(ИСТОЧНИК):
╭──

Бедняга Багратиони был менее склонен делать тайну из того, что происходит. Он не спал и не брился трое суток, а когда армянин не бреется, это очень заметно. Он признался, что никогда прежде не бывал в таком положении, так как никогда не зависел от выполнения одного-единственного приказа. Войска, вызванные с фронта, ночью перешли на сторону мятежников. Весь город, за исключением Дворцовой площади, находился в руках Советов. Некоторые офицеры ушли в Зимний дворец, чтобы предложить свои услуги Временному правительству. Последнее все еще заседало и решило держаться до конца. С фронта шли еще войска, но они задерживались. Он растроганно поблагодарил меня за то, что я зашел к нему.
От визита в Генеральный штаб у меня сложилось такое же впечатление, как и в городской управе в первый день Великой революции – ни на чем не основанный натянутый оптимизм.
Я встретил Рогозина, который только что вернулся со съезда казачества во Владикавказе. Он пребывал в приподнятом настроении и рассказал мне, пока мы вместе шли через Дворцовую площадь, что казаки и кавказские горцы пришли к единодушному соглашению в вопросе о создании федеративного государства.
Они будут жить за счет зерна и угля, а также нефти из северных районов. Я спросил у него: «А как же насчет войны?» Рогозин ответил: «Пока они ничего не решили по поводу войны, но им придется ее продолжать». Все забыли о войне!
Юнкерский гарнизон Зимнего дворца вяло занимался сооружением баррикады из дров в нескольких ярдах перед главным входом в Зимний дворец.
Я попрощался с Рогозиным и вошел в здание через калитку садовника, поднялся по лестнице и стал искать начальника Военного кабинета Керенского Левицкого. Он куда-то ушел. На лестницах многочисленные рабочие срезали и снимали ковровые дорожки.
Когда я пошел через площадь обратно к зданию Генерального штаба, началась перестрелка и толпа стала разбегаться. В мою сторону не пролетело ни одной пули.
Почти все офицеры покинули здание штаба; как объявили в Павловском полку, его солдаты собирались занять его.
Я видел генерал-квартирмейстера Голевского и Дурново, приехавшего в Петроград на разведку. Оба сохраняли невозмутимое спокойствие. Голевский пояснил, что трения между Советом и Временным правительством никак не касаются Генерального штаба и еще меньше – зарубежных представителей! Мои офицеры опечатали дверь в наш кабинет и вывезли шифры в посольство.

╰──

(ЦЕЛЬ УПРАЖНЕНИЯ): Верните дословно фрагмент отрывка о Петрограде, который начинается со слов «Юнкерский гарнизон Зимнего» и заканчивается словами «собирались занять его.». Эти записи взяты из другого источника.

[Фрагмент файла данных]
╭──

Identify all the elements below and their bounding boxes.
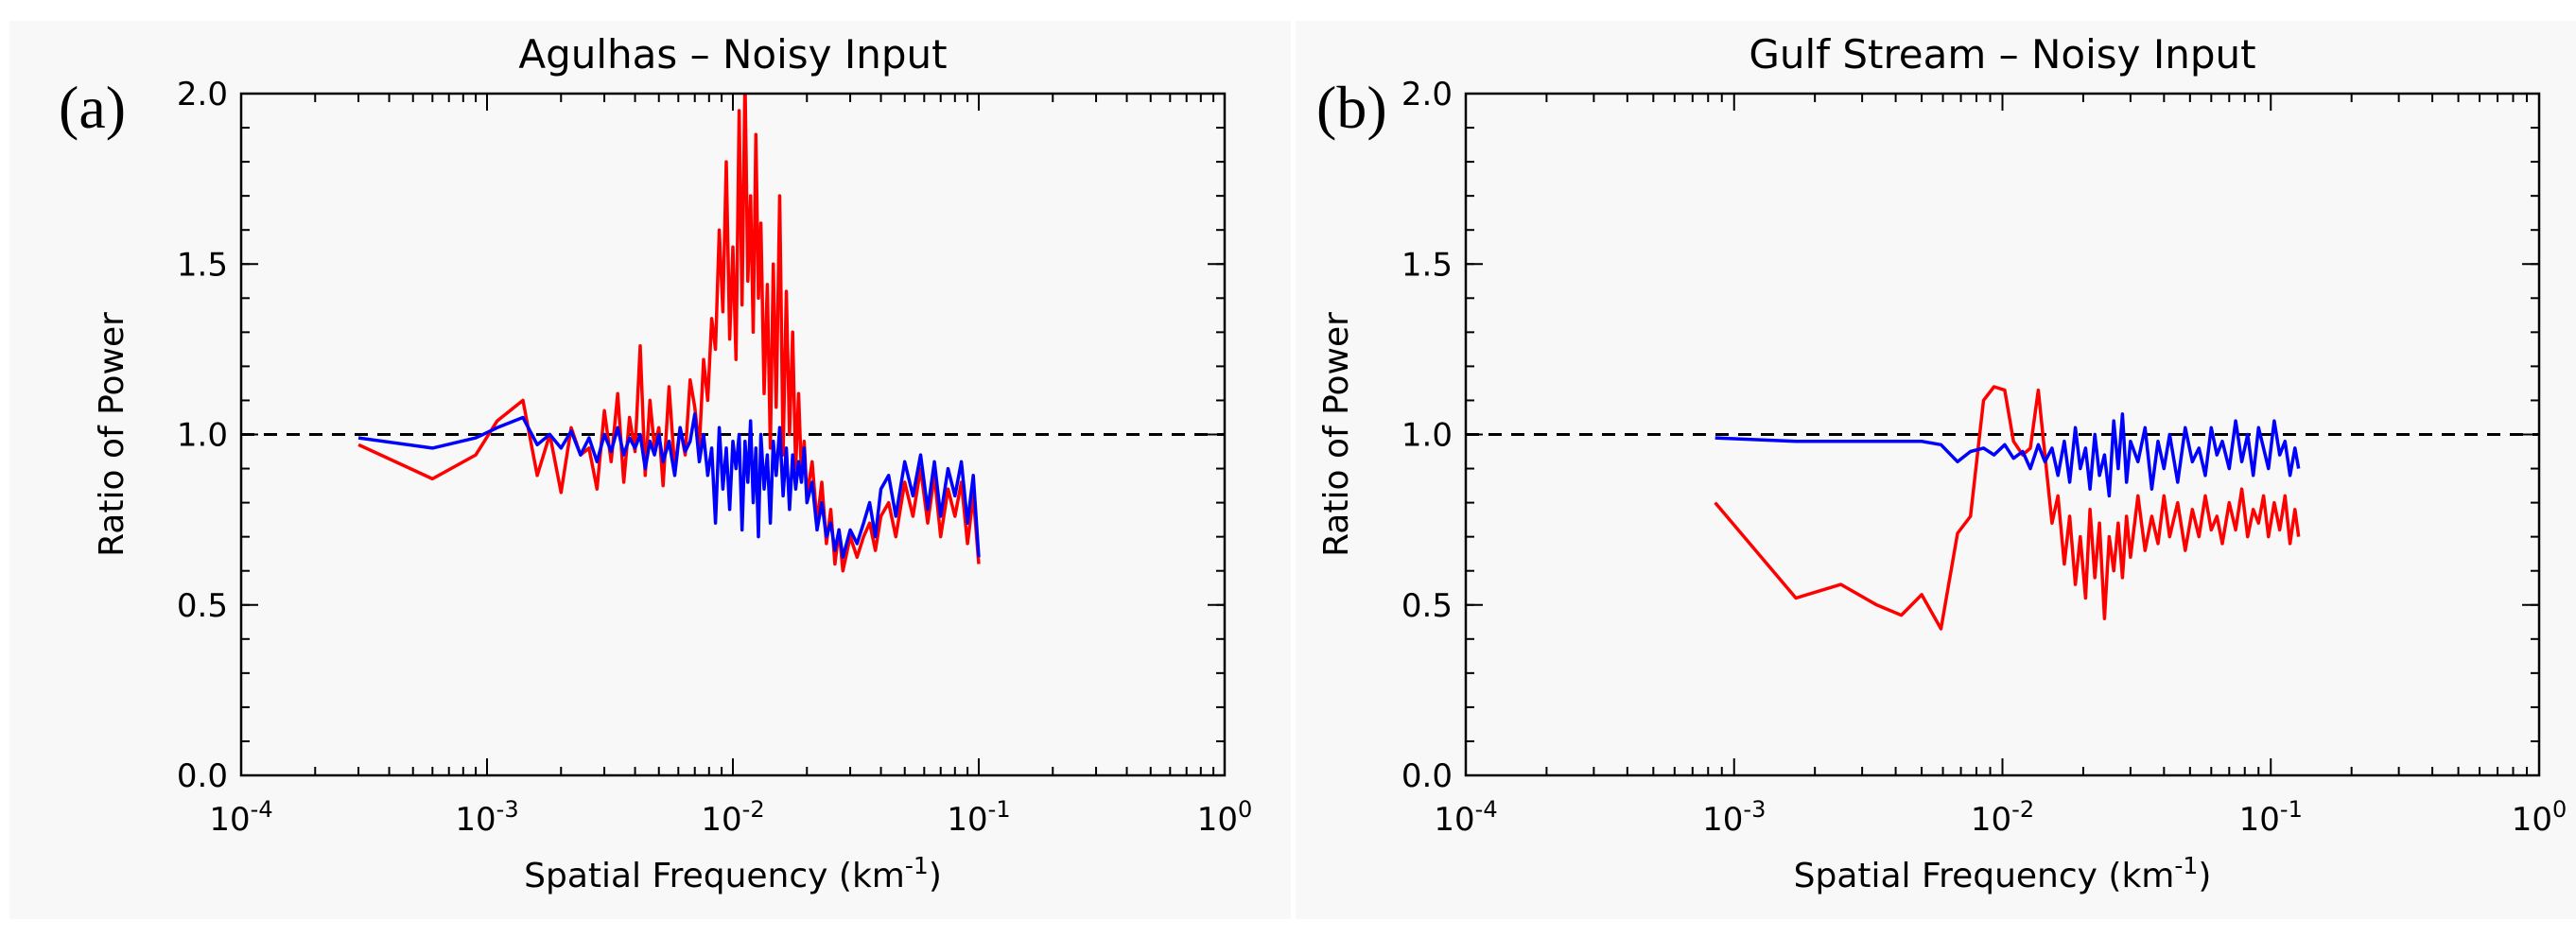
y-tick-label: 1.5	[177, 246, 228, 284]
x-tick-label: 100	[1197, 796, 1253, 839]
y-axis-label: Ratio of Power	[93, 312, 131, 557]
chart-title: Gulf Stream – Noisy Input	[1749, 31, 2255, 78]
y-tick-label: 0.5	[1401, 587, 1453, 625]
x-tick-label: 10-4	[209, 796, 272, 839]
x-tick-label: 10-1	[947, 796, 1010, 839]
y-tick-label: 0.0	[177, 757, 228, 795]
x-tick-label: 10-3	[455, 796, 518, 839]
x-tick-label: 10-4	[1434, 796, 1497, 839]
x-axis-label: Spatial Frequency (km-1)	[524, 852, 942, 895]
panel-b: Gulf Stream – Noisy Input 10-4 10-3 10-2 10-…	[1296, 21, 2576, 919]
y-tick-label: 0.0	[1401, 757, 1453, 795]
chart-b: Gulf Stream – Noisy Input 10-4 10-3 10-2 10-…	[1317, 31, 2567, 895]
series-line-blue	[357, 412, 981, 560]
x-tick-label: 10-2	[1971, 796, 2034, 839]
x-axis-label: Spatial Frequency (km-1)	[1794, 852, 2212, 895]
panel-label-b: (b)	[1316, 74, 1387, 141]
chart-a: Agulhas – Noisy Input 10-4 10-3 10-2 10-1 100…	[93, 31, 1253, 895]
series-line-blue	[1714, 412, 2301, 498]
x-tick-label: 10-1	[2239, 796, 2303, 839]
series-line-red	[1714, 385, 2301, 631]
y-tick-label: 1.0	[177, 417, 228, 455]
plot-frame	[1464, 92, 2541, 777]
y-axis-label: Ratio of Power	[1317, 312, 1356, 557]
y-tick-label: 1.5	[1401, 246, 1453, 284]
panel-a: Agulhas – Noisy Input 10-4 10-3 10-2 10-1 100…	[9, 21, 1291, 919]
x-tick-label: 10-3	[1702, 796, 1766, 839]
y-tick-label: 1.0	[1401, 417, 1453, 455]
chart-title: Agulhas – Noisy Input	[518, 31, 947, 78]
series-line-red	[357, 94, 981, 573]
panel-label-a: (a)	[59, 74, 127, 141]
y-tick-label: 2.0	[177, 76, 228, 113]
x-tick-label: 100	[2512, 796, 2567, 839]
plot-frame	[239, 92, 1227, 777]
y-tick-label: 2.0	[1401, 76, 1453, 113]
y-tick-label: 0.5	[177, 587, 228, 625]
x-tick-label: 10-2	[701, 796, 764, 839]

╰──

(РЕШЕНИЕ):
Юнкерский гарнизон Зимнего дворца вяло занимался сооружением баррикады из дров в нескольких ярдах перед главным входом в Зимний дворец.
Я попрощался с Рогозиным и вошел в здание через калитку садовника, поднялся по лестнице и стал искать начальника Военного кабинета Керенского Левицкого. Он куда-то ушел. На лестницах многочисленные рабочие срезали и снимали ковровые дорожки.
Когда я пошел через площадь обратно к зданию Генерального штаба, началась перестрелка и толпа стала разбегаться. В мою сторону не пролетело ни одной пули.
Почти все офицеры покинули здание штаба; как объявили в Павловском полку, его солдаты собирались занять его.